## What you have to do
In the data below, locate each line with the word "name" and list it.

-- BEGIN --

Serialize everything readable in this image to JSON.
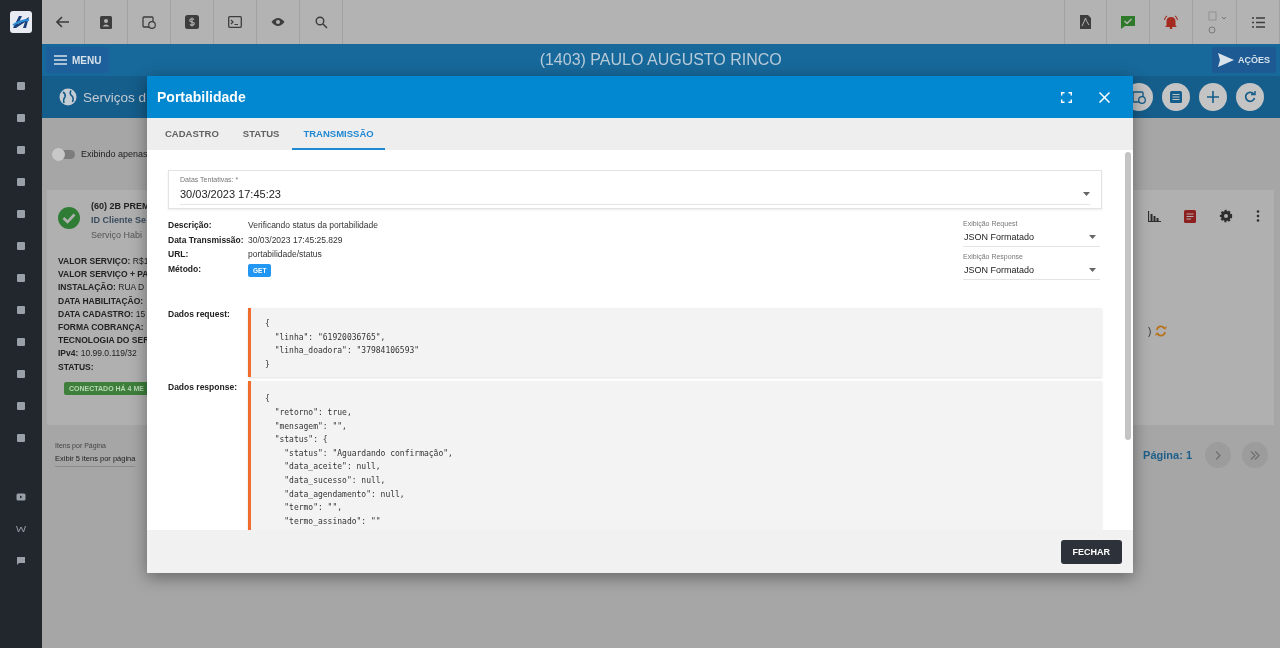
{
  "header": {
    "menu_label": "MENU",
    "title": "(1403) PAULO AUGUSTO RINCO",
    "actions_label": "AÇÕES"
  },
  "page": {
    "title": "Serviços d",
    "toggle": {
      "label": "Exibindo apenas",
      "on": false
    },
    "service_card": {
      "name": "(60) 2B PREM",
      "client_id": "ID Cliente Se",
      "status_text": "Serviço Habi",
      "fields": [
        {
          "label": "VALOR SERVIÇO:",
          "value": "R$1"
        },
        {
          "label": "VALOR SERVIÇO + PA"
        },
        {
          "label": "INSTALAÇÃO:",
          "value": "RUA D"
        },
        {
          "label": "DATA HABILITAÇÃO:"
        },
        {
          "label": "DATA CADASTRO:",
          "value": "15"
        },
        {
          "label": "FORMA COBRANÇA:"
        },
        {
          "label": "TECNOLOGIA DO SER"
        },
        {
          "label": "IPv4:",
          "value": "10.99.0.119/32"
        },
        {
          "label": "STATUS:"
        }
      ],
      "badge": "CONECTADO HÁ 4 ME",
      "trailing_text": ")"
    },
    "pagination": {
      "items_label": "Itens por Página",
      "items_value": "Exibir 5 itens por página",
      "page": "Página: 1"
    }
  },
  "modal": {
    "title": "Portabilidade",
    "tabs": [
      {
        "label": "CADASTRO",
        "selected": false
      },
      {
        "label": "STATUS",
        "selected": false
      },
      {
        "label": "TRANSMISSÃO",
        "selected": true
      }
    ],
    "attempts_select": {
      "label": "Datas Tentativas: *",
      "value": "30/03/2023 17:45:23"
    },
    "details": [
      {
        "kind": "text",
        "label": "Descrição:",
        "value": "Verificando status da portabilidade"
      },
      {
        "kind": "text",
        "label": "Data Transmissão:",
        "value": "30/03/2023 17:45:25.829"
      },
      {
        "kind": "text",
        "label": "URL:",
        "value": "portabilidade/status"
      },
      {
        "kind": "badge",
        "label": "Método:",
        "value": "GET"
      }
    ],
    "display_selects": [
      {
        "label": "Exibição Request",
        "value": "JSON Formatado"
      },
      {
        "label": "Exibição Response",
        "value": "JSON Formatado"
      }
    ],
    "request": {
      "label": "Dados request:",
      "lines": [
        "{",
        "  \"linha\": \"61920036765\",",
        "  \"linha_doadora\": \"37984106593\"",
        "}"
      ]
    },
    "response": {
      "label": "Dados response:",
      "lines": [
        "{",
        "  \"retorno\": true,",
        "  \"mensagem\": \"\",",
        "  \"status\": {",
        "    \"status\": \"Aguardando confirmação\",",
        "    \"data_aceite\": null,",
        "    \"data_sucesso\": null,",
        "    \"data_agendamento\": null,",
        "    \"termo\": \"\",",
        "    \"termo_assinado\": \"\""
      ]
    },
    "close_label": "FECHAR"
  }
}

-- END --
-- BEGIN --

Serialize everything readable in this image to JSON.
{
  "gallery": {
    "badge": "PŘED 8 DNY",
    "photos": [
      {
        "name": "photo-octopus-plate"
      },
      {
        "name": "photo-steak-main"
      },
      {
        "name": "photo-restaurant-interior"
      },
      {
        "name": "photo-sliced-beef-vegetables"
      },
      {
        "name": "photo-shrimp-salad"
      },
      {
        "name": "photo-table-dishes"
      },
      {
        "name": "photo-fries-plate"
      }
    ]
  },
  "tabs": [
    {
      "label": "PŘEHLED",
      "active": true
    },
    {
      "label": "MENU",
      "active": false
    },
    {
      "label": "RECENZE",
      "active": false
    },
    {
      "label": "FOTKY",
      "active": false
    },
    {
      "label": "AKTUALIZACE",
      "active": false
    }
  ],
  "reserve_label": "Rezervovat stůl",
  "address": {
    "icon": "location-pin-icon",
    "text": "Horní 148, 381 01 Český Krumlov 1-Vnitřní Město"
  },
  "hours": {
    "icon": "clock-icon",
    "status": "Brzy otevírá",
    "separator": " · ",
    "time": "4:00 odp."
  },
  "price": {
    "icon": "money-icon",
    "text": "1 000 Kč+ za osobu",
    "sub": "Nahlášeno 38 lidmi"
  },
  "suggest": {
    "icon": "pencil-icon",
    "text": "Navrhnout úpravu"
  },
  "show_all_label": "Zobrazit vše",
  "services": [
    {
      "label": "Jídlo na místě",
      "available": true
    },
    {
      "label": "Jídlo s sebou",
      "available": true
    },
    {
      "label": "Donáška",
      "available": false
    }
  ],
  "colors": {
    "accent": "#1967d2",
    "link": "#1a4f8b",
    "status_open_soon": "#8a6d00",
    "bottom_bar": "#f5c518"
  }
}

-- END --

## Solution for this exercise
      "name": "(60) 2B PREM",
        "name": "photo-octopus-plate"
        "name": "photo-steak-main"
        "name": "photo-restaurant-interior"
        "name": "photo-sliced-beef-vegetables"
        "name": "photo-shrimp-salad"
        "name": "photo-table-dishes"
        "name": "photo-fries-plate"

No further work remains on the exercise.